(PROMPT) Please print the full listing exactly.

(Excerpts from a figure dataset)
★ ★ ★ ★ ★

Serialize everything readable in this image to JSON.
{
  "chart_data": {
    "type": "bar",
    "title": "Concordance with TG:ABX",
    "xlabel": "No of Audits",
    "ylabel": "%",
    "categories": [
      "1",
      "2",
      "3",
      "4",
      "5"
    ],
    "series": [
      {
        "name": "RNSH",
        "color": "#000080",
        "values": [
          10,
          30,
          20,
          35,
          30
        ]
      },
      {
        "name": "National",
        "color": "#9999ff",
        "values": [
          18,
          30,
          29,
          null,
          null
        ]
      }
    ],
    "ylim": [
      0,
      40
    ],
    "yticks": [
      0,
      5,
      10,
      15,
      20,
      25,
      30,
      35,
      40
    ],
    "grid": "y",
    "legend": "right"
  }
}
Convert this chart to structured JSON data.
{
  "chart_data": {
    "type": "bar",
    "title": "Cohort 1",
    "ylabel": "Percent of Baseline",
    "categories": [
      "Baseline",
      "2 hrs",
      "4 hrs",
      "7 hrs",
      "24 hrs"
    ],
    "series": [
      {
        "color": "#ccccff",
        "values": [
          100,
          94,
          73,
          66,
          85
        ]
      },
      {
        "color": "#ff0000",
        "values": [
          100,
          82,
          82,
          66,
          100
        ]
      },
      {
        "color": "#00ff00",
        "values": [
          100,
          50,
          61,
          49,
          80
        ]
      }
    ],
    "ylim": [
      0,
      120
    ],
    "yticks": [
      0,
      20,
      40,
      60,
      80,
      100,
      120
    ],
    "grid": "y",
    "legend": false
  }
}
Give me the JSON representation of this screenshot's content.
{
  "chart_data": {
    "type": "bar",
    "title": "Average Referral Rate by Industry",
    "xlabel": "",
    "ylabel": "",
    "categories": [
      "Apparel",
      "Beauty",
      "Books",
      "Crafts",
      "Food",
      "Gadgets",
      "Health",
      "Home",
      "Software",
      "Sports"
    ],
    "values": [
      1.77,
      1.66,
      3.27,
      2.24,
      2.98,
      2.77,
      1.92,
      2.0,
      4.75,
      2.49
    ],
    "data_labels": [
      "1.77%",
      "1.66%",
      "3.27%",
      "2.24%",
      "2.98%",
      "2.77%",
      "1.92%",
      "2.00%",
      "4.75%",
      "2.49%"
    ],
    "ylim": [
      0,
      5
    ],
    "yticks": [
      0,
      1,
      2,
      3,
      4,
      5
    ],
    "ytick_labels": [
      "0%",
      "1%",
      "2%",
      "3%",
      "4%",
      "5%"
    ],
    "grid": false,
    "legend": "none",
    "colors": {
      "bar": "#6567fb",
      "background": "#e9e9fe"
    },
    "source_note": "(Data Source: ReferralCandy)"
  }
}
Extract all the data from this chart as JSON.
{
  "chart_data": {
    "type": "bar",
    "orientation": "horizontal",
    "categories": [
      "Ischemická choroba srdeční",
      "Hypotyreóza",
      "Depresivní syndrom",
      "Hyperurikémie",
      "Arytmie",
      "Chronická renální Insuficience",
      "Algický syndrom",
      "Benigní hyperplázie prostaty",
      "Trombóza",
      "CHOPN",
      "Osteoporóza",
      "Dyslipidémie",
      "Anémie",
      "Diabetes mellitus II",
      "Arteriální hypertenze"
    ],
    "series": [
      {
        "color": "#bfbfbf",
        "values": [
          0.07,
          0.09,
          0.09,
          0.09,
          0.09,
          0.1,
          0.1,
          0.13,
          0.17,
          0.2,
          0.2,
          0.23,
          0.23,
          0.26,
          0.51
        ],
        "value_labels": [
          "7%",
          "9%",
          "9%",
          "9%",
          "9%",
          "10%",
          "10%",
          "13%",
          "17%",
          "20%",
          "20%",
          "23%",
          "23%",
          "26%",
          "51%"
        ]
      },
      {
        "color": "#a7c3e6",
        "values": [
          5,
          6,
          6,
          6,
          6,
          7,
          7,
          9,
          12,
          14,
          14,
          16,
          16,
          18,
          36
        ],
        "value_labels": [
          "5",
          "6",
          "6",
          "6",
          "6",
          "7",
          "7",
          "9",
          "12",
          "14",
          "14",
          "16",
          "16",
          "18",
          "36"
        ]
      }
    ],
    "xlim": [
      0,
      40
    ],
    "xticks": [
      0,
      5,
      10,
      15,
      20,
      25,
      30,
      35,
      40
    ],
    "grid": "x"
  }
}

★ ★ ★ ★ ★

(THE OUTPUT)
Serialize everything readable in this image to JSON.
{
  "chart_data": {
    "type": "bar",
    "title": "Concordance with TG:ABX",
    "xlabel": "No of Audits",
    "ylabel": "%",
    "categories": [
      "1",
      "2",
      "3",
      "4",
      "5"
    ],
    "series": [
      {
        "name": "RNSH",
        "color": "#000080",
        "values": [
          10,
          30,
          20,
          35,
          30
        ]
      },
      {
        "name": "National",
        "color": "#9999ff",
        "values": [
          18,
          30,
          29,
          null,
          null
        ]
      }
    ],
    "ylim": [
      0,
      40
    ],
    "yticks": [
      0,
      5,
      10,
      15,
      20,
      25,
      30,
      35,
      40
    ],
    "grid": "y",
    "legend": "right"
  }
}
Convert this chart to structured JSON data.
{
  "chart_data": {
    "type": "bar",
    "title": "Cohort 1",
    "ylabel": "Percent of Baseline",
    "categories": [
      "Baseline",
      "2 hrs",
      "4 hrs",
      "7 hrs",
      "24 hrs"
    ],
    "series": [
      {
        "color": "#ccccff",
        "values": [
          100,
          94,
          73,
          66,
          85
        ]
      },
      {
        "color": "#ff0000",
        "values": [
          100,
          82,
          82,
          66,
          100
        ]
      },
      {
        "color": "#00ff00",
        "values": [
          100,
          50,
          61,
          49,
          80
        ]
      }
    ],
    "ylim": [
      0,
      120
    ],
    "yticks": [
      0,
      20,
      40,
      60,
      80,
      100,
      120
    ],
    "grid": "y",
    "legend": false
  }
}
Give me the JSON representation of this screenshot's content.
{
  "chart_data": {
    "type": "bar",
    "title": "Average Referral Rate by Industry",
    "xlabel": "",
    "ylabel": "",
    "categories": [
      "Apparel",
      "Beauty",
      "Books",
      "Crafts",
      "Food",
      "Gadgets",
      "Health",
      "Home",
      "Software",
      "Sports"
    ],
    "values": [
      1.77,
      1.66,
      3.27,
      2.24,
      2.98,
      2.77,
      1.92,
      2.0,
      4.75,
      2.49
    ],
    "data_labels": [
      "1.77%",
      "1.66%",
      "3.27%",
      "2.24%",
      "2.98%",
      "2.77%",
      "1.92%",
      "2.00%",
      "4.75%",
      "2.49%"
    ],
    "ylim": [
      0,
      5
    ],
    "yticks": [
      0,
      1,
      2,
      3,
      4,
      5
    ],
    "ytick_labels": [
      "0%",
      "1%",
      "2%",
      "3%",
      "4%",
      "5%"
    ],
    "grid": false,
    "legend": "none",
    "colors": {
      "bar": "#6567fb",
      "background": "#e9e9fe"
    },
    "source_note": "(Data Source: ReferralCandy)"
  }
}
Extract all the data from this chart as JSON.
{
  "chart_data": {
    "type": "bar",
    "orientation": "horizontal",
    "categories": [
      "Ischemická choroba srdeční",
      "Hypotyreóza",
      "Depresivní syndrom",
      "Hyperurikémie",
      "Arytmie",
      "Chronická renální Insuficience",
      "Algický syndrom",
      "Benigní hyperplázie prostaty",
      "Trombóza",
      "CHOPN",
      "Osteoporóza",
      "Dyslipidémie",
      "Anémie",
      "Diabetes mellitus II",
      "Arteriální hypertenze"
    ],
    "series": [
      {
        "color": "#bfbfbf",
        "values": [
          0.07,
          0.09,
          0.09,
          0.09,
          0.09,
          0.1,
          0.1,
          0.13,
          0.17,
          0.2,
          0.2,
          0.23,
          0.23,
          0.26,
          0.51
        ],
        "value_labels": [
          "7%",
          "9%",
          "9%",
          "9%",
          "9%",
          "10%",
          "10%",
          "13%",
          "17%",
          "20%",
          "20%",
          "23%",
          "23%",
          "26%",
          "51%"
        ]
      },
      {
        "color": "#a7c3e6",
        "values": [
          5,
          6,
          6,
          6,
          6,
          7,
          7,
          9,
          12,
          14,
          14,
          16,
          16,
          18,
          36
        ],
        "value_labels": [
          "5",
          "6",
          "6",
          "6",
          "6",
          "7",
          "7",
          "9",
          "12",
          "14",
          "14",
          "16",
          "16",
          "18",
          "36"
        ]
      }
    ],
    "xlim": [
      0,
      40
    ],
    "xticks": [
      0,
      5,
      10,
      15,
      20,
      25,
      30,
      35,
      40
    ],
    "grid": "x"
  }
}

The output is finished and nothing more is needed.